begin LISTED ENTRIES

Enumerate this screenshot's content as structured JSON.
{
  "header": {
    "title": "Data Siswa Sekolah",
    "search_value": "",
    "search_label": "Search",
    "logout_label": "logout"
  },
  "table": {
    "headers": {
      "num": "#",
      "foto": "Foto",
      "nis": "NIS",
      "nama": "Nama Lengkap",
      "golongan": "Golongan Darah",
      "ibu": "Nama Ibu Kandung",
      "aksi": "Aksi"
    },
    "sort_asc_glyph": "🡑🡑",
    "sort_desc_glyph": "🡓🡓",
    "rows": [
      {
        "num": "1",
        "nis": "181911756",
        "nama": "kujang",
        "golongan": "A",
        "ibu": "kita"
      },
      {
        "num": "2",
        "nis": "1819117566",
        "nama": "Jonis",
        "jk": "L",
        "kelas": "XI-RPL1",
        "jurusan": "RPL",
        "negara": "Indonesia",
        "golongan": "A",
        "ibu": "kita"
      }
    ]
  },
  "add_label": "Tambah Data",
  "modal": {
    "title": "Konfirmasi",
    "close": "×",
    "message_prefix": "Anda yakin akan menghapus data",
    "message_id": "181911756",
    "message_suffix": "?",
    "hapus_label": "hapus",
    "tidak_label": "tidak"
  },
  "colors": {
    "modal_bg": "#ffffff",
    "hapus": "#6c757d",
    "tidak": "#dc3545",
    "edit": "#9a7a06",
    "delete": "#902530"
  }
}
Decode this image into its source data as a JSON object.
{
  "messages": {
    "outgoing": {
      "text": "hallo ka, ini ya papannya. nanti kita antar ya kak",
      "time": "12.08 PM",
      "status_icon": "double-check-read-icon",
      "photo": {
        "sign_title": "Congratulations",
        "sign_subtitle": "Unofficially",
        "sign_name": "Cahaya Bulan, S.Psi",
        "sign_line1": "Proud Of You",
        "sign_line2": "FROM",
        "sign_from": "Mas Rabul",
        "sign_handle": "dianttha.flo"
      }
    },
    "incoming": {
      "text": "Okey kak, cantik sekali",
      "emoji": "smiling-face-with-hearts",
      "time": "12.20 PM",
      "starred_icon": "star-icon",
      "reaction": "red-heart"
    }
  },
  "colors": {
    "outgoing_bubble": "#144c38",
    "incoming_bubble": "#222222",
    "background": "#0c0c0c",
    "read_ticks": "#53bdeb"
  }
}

end LISTED ENTRIES

- **GIVEN PROBLEM**: Can you quote exactly the lines from the one containing "Decode this image" through the last line of the records above, and nothing else?

- **WRITTEN ANSWER**:
Decode this image into its source data as a JSON object.
{
  "messages": {
    "outgoing": {
      "text": "hallo ka, ini ya papannya. nanti kita antar ya kak",
      "time": "12.08 PM",
      "status_icon": "double-check-read-icon",
      "photo": {
        "sign_title": "Congratulations",
        "sign_subtitle": "Unofficially",
        "sign_name": "Cahaya Bulan, S.Psi",
        "sign_line1": "Proud Of You",
        "sign_line2": "FROM",
        "sign_from": "Mas Rabul",
        "sign_handle": "dianttha.flo"
      }
    },
    "incoming": {
      "text": "Okey kak, cantik sekali",
      "emoji": "smiling-face-with-hearts",
      "time": "12.20 PM",
      "starred_icon": "star-icon",
      "reaction": "red-heart"
    }
  },
  "colors": {
    "outgoing_bubble": "#144c38",
    "incoming_bubble": "#222222",
    "background": "#0c0c0c",
    "read_ticks": "#53bdeb"
  }
}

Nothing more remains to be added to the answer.